(The problem) Copy every line with the string "Найдем" in it.

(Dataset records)
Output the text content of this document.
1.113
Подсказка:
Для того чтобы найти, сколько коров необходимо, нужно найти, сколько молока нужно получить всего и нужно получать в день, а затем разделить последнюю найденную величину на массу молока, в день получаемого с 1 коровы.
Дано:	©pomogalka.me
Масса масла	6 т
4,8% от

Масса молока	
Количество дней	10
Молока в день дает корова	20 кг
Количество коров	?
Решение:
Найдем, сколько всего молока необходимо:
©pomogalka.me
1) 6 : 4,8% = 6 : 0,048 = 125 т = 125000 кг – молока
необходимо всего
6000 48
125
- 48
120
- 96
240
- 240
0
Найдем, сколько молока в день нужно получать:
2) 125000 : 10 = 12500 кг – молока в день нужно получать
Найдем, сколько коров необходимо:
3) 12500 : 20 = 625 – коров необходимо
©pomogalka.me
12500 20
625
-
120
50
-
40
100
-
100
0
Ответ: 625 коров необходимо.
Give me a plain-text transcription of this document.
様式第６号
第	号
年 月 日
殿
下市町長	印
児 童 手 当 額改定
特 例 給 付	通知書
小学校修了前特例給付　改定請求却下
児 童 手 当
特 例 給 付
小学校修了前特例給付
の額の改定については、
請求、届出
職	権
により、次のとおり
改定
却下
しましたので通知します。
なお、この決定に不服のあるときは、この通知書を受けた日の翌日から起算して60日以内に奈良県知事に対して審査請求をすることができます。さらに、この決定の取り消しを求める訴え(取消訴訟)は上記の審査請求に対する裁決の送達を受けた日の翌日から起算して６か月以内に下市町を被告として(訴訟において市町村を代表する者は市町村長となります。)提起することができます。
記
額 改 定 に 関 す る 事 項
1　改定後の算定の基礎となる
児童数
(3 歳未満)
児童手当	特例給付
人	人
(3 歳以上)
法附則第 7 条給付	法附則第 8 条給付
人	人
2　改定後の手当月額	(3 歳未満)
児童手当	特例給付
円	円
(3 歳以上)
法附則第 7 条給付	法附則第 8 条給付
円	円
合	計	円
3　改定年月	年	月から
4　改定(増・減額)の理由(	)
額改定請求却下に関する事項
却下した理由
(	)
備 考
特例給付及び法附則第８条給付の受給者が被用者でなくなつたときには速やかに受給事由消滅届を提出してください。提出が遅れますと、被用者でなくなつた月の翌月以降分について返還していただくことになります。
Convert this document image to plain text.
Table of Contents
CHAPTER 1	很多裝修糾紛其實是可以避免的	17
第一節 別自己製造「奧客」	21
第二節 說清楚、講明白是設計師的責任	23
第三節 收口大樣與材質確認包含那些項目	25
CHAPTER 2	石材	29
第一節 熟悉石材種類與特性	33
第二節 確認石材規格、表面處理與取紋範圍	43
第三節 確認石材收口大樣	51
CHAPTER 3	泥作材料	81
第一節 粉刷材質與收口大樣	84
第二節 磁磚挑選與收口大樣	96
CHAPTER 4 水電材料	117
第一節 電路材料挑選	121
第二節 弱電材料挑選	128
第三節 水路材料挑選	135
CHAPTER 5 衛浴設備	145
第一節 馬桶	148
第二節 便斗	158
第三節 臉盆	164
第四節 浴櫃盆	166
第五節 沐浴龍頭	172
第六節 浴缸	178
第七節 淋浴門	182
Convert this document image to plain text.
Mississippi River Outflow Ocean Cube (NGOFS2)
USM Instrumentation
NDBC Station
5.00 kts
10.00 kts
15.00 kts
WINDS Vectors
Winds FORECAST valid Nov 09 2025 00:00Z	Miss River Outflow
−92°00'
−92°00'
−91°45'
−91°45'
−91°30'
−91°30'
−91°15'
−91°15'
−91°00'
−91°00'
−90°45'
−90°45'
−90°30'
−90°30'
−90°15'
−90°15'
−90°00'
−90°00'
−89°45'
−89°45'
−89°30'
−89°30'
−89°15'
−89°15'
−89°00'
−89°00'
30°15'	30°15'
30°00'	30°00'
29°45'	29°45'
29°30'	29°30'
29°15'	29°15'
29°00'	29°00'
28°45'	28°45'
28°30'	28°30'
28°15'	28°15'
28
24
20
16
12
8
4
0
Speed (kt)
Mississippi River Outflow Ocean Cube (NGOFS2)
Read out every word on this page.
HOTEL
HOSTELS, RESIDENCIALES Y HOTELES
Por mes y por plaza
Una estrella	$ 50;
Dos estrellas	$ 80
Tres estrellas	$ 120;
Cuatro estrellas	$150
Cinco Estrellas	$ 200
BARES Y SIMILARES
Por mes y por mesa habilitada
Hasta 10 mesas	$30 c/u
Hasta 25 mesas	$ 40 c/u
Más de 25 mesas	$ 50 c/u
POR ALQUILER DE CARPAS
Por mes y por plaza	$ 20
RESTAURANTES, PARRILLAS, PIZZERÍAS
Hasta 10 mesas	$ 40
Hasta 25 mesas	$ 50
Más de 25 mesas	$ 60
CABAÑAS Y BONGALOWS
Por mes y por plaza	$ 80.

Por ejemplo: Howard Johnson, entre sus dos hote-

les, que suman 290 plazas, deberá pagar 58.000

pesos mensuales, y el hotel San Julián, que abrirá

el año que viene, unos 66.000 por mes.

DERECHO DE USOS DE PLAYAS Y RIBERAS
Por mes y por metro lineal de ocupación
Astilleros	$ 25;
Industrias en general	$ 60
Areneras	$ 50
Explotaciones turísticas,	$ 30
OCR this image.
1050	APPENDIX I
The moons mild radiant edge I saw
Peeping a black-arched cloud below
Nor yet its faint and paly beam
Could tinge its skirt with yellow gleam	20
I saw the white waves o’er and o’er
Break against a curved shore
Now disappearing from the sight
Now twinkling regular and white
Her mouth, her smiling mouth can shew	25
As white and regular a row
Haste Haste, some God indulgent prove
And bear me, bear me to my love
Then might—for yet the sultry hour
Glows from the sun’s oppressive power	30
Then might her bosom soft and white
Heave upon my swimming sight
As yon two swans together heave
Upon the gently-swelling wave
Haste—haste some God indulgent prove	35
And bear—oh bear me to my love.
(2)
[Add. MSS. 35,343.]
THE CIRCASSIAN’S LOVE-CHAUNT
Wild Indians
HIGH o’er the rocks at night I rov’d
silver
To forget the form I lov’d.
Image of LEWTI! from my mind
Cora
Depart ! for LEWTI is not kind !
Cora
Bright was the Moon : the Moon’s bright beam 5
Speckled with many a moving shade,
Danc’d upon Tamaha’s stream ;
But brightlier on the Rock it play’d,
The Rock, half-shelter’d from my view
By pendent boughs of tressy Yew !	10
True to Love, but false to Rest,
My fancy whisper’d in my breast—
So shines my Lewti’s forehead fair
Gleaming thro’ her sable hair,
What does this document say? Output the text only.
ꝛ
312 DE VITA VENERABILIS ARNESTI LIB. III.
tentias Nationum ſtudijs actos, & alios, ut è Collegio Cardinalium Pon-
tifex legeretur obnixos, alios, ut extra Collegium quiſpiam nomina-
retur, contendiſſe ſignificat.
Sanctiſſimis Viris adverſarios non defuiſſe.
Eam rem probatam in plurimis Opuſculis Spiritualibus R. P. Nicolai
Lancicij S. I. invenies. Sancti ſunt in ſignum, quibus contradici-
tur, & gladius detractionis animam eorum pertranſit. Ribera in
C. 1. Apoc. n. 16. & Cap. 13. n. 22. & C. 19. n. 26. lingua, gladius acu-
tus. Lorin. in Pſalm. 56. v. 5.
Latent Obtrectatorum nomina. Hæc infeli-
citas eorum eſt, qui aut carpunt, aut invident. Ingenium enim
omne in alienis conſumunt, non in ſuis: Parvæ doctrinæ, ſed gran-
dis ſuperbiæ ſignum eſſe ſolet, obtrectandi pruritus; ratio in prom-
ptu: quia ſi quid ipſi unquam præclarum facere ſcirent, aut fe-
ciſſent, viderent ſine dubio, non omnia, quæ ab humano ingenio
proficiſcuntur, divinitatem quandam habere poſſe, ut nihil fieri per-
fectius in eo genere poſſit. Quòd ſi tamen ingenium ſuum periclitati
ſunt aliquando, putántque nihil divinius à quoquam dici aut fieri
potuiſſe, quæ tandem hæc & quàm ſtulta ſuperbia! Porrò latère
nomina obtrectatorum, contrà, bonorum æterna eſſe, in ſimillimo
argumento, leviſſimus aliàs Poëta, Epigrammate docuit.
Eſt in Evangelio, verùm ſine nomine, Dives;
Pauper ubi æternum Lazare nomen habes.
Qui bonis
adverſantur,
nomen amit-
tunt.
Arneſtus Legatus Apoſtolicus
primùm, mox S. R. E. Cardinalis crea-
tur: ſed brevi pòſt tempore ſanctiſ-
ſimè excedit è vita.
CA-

(Exercise answer)
Найдем, сколько всего молока необходимо:
Найдем, сколько молока в день нужно получать:
Найдем, сколько коров необходимо:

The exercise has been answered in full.